• Work instructions
In the listing below, retype without any change the part that opens with the line containing "menu-item[interactable]: 文件(F) [0,22,52,42]" and closes with the line containing "code-line: 13 @rem", including both of those lines.
┏━━
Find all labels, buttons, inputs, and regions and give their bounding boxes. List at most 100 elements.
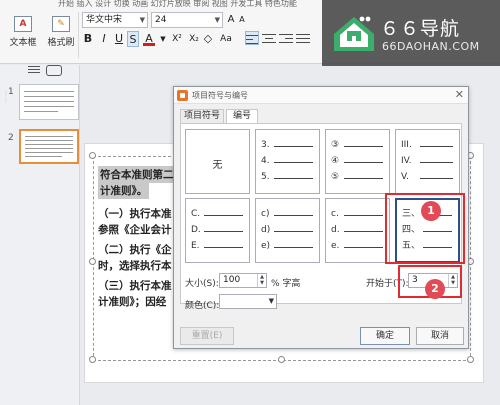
document-line: 参照《企业会计 (98, 224, 172, 236)
document-line: 计准则》；因经 (98, 296, 167, 308)
size-value: 100 (223, 275, 241, 285)
bold-button[interactable]: B (82, 31, 94, 47)
chevron-down-icon: ▼ (268, 297, 274, 305)
close-icon[interactable]: ✕ (455, 88, 464, 101)
house-icon (334, 16, 374, 51)
chevron-down-icon: ▼ (214, 16, 220, 24)
shadow-button[interactable]: S (127, 31, 139, 47)
resize-handle[interactable] (89, 356, 96, 363)
numbering-option[interactable]: c. d. e. (325, 198, 390, 263)
align-right-icon[interactable] (279, 31, 293, 45)
option-item: ③ (331, 140, 340, 150)
option-item: e. (331, 241, 340, 251)
canvas-bottom (84, 383, 500, 405)
size-unit: % 字高 (271, 279, 301, 289)
none-label: 无 (212, 160, 223, 171)
option-item: V. (401, 172, 409, 182)
subscript-button[interactable]: X₂ (186, 31, 202, 47)
slide-number: 2 (8, 133, 14, 143)
option-item: 5. (261, 172, 270, 182)
dialog-titlebar: 项目符号与编号 ✕ (174, 87, 468, 104)
ribbon-tabs-strip: 开始 插入 设计 切换 动画 幻灯片放映 审阅 视图 开发工具 特色功能 (58, 0, 297, 8)
resize-handle[interactable] (89, 258, 96, 265)
underline-button[interactable]: U (113, 31, 125, 47)
format-painter-label: 格式刷 (47, 38, 75, 48)
option-item: ⑤ (331, 172, 340, 182)
option-item: 4. (261, 156, 270, 166)
spinner-icon[interactable]: ▲ ▼ (257, 274, 266, 287)
numbering-option[interactable]: c) d) e) (255, 198, 320, 263)
font-color-button[interactable]: A (143, 31, 155, 46)
superscript-button[interactable]: X² (169, 31, 185, 47)
size-input[interactable]: 100 ▲ ▼ (219, 273, 267, 288)
format-painter-icon: ✎ (52, 16, 70, 32)
resize-handle[interactable] (89, 152, 96, 159)
step-badge: 2 (425, 279, 445, 299)
numbering-option[interactable]: C. D. E. (185, 198, 250, 263)
font-size-select[interactable]: 24 ▼ (151, 12, 223, 28)
logo-title: ６６导航 (380, 18, 461, 40)
font-size-value: 24 (155, 15, 167, 25)
outline-view-icon[interactable] (28, 66, 40, 76)
textbox-icon: A (14, 16, 32, 32)
step-badge: 1 (421, 201, 441, 221)
option-item: e) (261, 241, 271, 251)
document-line: （一）执行本准 (98, 208, 172, 220)
clear-format-button[interactable]: ◇ (202, 31, 214, 47)
option-item: c. (331, 209, 339, 219)
slide-thumbnail[interactable] (19, 84, 79, 120)
align-left-icon[interactable] (245, 31, 259, 45)
char-spacing-button[interactable]: Aa (217, 31, 235, 47)
option-item: C. (191, 209, 201, 219)
app-icon (177, 90, 188, 101)
format-painter-button[interactable]: ✎ 格式刷 (44, 16, 78, 60)
align-justify-icon[interactable] (296, 31, 310, 45)
align-center-icon[interactable] (262, 31, 276, 45)
site-logo: ６６导航 66DAOHAN.COM (322, 0, 500, 66)
size-label: 大小(S): (185, 279, 219, 289)
font-name-select[interactable]: 华文中宋 ▼ (82, 12, 148, 28)
document-line: 计准则》。 (98, 182, 150, 199)
document-line: 时，选择执行本 (98, 260, 172, 272)
option-item: E. (191, 241, 200, 251)
textbox-label: 文本框 (9, 38, 37, 48)
reset-button[interactable]: 重置(E) (180, 327, 234, 345)
option-item: d) (261, 225, 271, 235)
option-item: d. (331, 225, 340, 235)
grow-font-button[interactable]: A (226, 12, 236, 28)
chevron-down-icon: ▼ (139, 16, 145, 24)
option-item: III. (401, 140, 412, 150)
chevron-down-icon[interactable]: ▼ (160, 31, 166, 47)
dialog-title: 项目符号与编号 (192, 91, 248, 100)
shrink-font-button[interactable]: A (237, 12, 247, 28)
slides-panel: ⋮ ⋮ 1 2 (0, 65, 80, 405)
slide-view-icon[interactable] (46, 65, 62, 76)
ok-button[interactable]: 确定 (360, 327, 410, 345)
resize-handle[interactable] (467, 356, 474, 363)
tab-numbering[interactable]: 编号 (226, 109, 258, 124)
option-item: ④ (331, 156, 340, 166)
resize-handle[interactable] (278, 356, 285, 363)
italic-button[interactable]: I (98, 31, 110, 47)
numbering-option[interactable]: 3. 4. 5. (255, 129, 320, 194)
numbering-option[interactable]: ③ ④ ⑤ (325, 129, 390, 194)
document-line: （三）执行本准 (98, 280, 172, 292)
slide-thumbnail-selected[interactable] (19, 129, 79, 164)
option-item: c) (261, 209, 270, 219)
option-item: 3. (261, 140, 270, 150)
slide-number: 1 (8, 87, 14, 97)
textbox-button[interactable]: A 文本框 (6, 16, 40, 60)
logo-subtitle: 66DAOHAN.COM (382, 40, 480, 53)
font-name-value: 华文中宋 (86, 15, 123, 25)
option-item: D. (191, 225, 201, 235)
document-line: （二）执行《企 (98, 244, 172, 256)
document-line: 符合本准则第二 (98, 166, 176, 183)
cancel-button[interactable]: 取消 (416, 327, 464, 345)
numbering-option-none[interactable]: 无 (185, 129, 250, 194)
toolbar-divider (78, 12, 79, 58)
color-dropdown[interactable]: ▼ (219, 294, 277, 309)
option-item: IV. (401, 156, 412, 166)
tab-bullets[interactable]: 项目符号 (180, 109, 224, 123)
color-label: 颜色(C): (185, 301, 220, 311)
numbering-option[interactable]: III. IV. V. (395, 129, 460, 194)
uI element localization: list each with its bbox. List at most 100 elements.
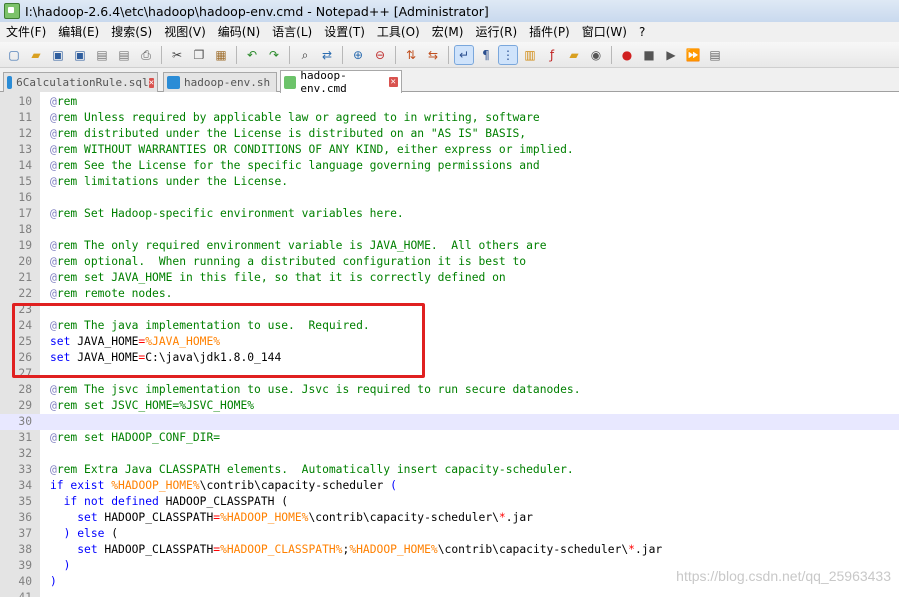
menu-item[interactable]: 文件(F) [0,22,52,42]
code-line: 29 @rem set JSVC_HOME=%JSVC_HOME% [0,398,899,414]
code-text: @rem Set Hadoop-specific environment var… [50,206,404,222]
highlight-box [12,303,425,378]
cut-icon[interactable]: ✂ [168,46,186,64]
folder-workspace-icon[interactable]: ▰ [565,46,583,64]
code-line: 13 @rem WITHOUT WARRANTIES OR CONDITIONS … [0,142,899,158]
print-icon[interactable]: ⎙ [137,46,155,64]
code-text: @rem Unless required by applicable law o… [50,110,540,126]
code-token: @ [50,383,57,396]
function-list-icon[interactable]: ƒ [543,46,561,64]
code-token: rem limitations under the License. [56,175,289,188]
code-token: set [77,543,98,556]
code-token: rem Unless required by applicable law or… [56,111,540,124]
sync-vertical-icon[interactable]: ⇅ [402,46,420,64]
menu-item[interactable]: 工具(O) [371,22,426,42]
code-token: rem distributed under the License is dis… [56,127,527,140]
code-text: @rem set HADOOP_CONF_DIR= [50,430,220,446]
code-token: @ [50,255,57,268]
code-line: 18 [0,222,899,238]
code-token: set [77,511,98,524]
close-tab-icon[interactable]: ✕ [148,77,154,88]
line-number: 31 [18,431,32,444]
menu-item[interactable]: 视图(V) [158,22,212,42]
notepadpp-app-icon [4,3,20,19]
code-token: ( [390,479,397,492]
sync-horizontal-icon[interactable]: ⇆ [424,46,442,64]
code-text: set HADOOP_CLASSPATH=%HADOOP_HOME%\contr… [50,510,533,526]
open-file-icon[interactable]: ▰ [27,46,45,64]
word-wrap-icon[interactable]: ↵ [454,44,474,65]
close-tab-icon[interactable]: ✕ [388,77,398,87]
code-token: \contrib\capacity-scheduler\ [308,511,499,524]
save-all-icon[interactable]: ▣ [71,46,89,64]
close-all-icon[interactable]: ▤ [115,46,133,64]
doc-map-icon[interactable]: ▥ [521,46,539,64]
menu-item[interactable]: 编码(N) [212,22,266,42]
line-number: 12 [18,127,32,140]
close-icon[interactable]: ▤ [93,46,111,64]
title-bar: I:\hadoop-2.6.4\etc\hadoop\hadoop-env.cm… [0,0,899,23]
indent-guide-icon[interactable]: ⋮ [498,44,518,65]
tab-hadoop-env-cmd[interactable]: hadoop-env.cmd ✕ [280,69,402,95]
tab-hadoop-env-sh[interactable]: hadoop-env.sh [163,72,277,92]
code-token: @ [50,95,57,108]
code-token: ) [50,575,57,588]
code-token: * [628,543,635,556]
code-text: @rem remote nodes. [50,286,172,302]
undo-icon[interactable]: ↶ [243,46,261,64]
stop-record-icon[interactable]: ■ [640,46,658,64]
zoom-in-icon[interactable]: ⊕ [349,46,367,64]
toolbar-separator [342,45,343,64]
record-macro-icon[interactable]: ● [618,46,636,64]
code-text: ) [50,558,71,574]
line-number: 40 [18,575,32,588]
code-token: %HADOOP_HOME% [220,511,309,524]
code-token: @ [50,463,57,476]
play-macro-icon[interactable]: ▶ [662,46,680,64]
code-line: 20 @rem optional. When running a distribu… [0,254,899,270]
save-macro-icon[interactable]: ▤ [706,46,724,64]
line-number: 14 [18,159,32,172]
code-text: if not defined HADOOP_CLASSPATH ( [50,494,288,510]
menu-item[interactable]: 语言(L) [266,22,318,42]
replace-icon[interactable]: ⇄ [318,46,336,64]
find-icon[interactable]: ⌕ [296,46,314,64]
line-number: 10 [18,95,32,108]
menu-item[interactable]: ? [633,22,651,42]
zoom-out-icon[interactable]: ⊖ [371,46,389,64]
code-line: 32 [0,446,899,462]
run-macro-multiple-icon[interactable]: ⏩ [684,46,702,64]
monitor-icon[interactable]: ◉ [587,46,605,64]
menu-item[interactable]: 插件(P) [523,22,576,42]
code-token: @ [50,207,57,220]
paste-icon[interactable]: ▦ [212,46,230,64]
editor[interactable]: 10 @rem 11 @rem Unless required by applicab… [0,92,899,597]
line-number: 21 [18,271,32,284]
code-line: 16 [0,190,899,206]
code-token: rem set JSVC_HOME=%JSVC_HOME% [56,399,255,412]
show-all-chars-icon[interactable]: ¶ [477,46,495,64]
copy-icon[interactable]: ❐ [190,46,208,64]
tab-6calculationrule-sql[interactable]: 6CalculationRule.sql ✕ [3,72,158,92]
menu-item[interactable]: 搜索(S) [105,22,158,42]
new-file-icon[interactable]: ▢ [5,46,23,64]
line-number: 29 [18,399,32,412]
code-text: @rem WITHOUT WARRANTIES OR CONDITIONS OF… [50,142,574,158]
redo-icon[interactable]: ↷ [265,46,283,64]
menu-item[interactable]: 编辑(E) [52,22,105,42]
code-line: 31 @rem set HADOOP_CONF_DIR= [0,430,899,446]
code-token: rem WITHOUT WARRANTIES OR CONDITIONS OF … [56,143,574,156]
code-line: 21 @rem set JAVA_HOME in this file, so th… [0,270,899,286]
menu-item[interactable]: 窗口(W) [576,22,633,42]
toolbar-separator [236,45,237,64]
menu-item[interactable]: 运行(R) [469,22,523,42]
code-text: if exist %HADOOP_HOME%\contrib\capacity-… [50,478,397,494]
save-icon[interactable]: ▣ [49,46,67,64]
code-text: @rem The only required environment varia… [50,238,547,254]
code-token: rem Extra Java CLASSPATH elements. Autom… [56,463,574,476]
menu-item[interactable]: 宏(M) [426,22,470,42]
menu-item[interactable]: 设置(T) [318,22,371,42]
line-number: 18 [18,223,32,236]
┗━━
• Exercise solution
menu-item[interactable]: 文件(F) [0,22,52,42]
code-line: 29 @rem set JSVC_HOME=%JSVC_HOME% [0,398,899,414]
code-text: @rem Set Hadoop-specific environment var… [50,206,404,222]
highlight-box [12,303,425,378]
cut-icon[interactable]: ✂ [168,46,186,64]
folder-workspace-icon[interactable]: ▰ [565,46,583,64]
code-line: 13 @rem WITHOUT WARRANTIES OR CONDITIONS … [0,142,899,158]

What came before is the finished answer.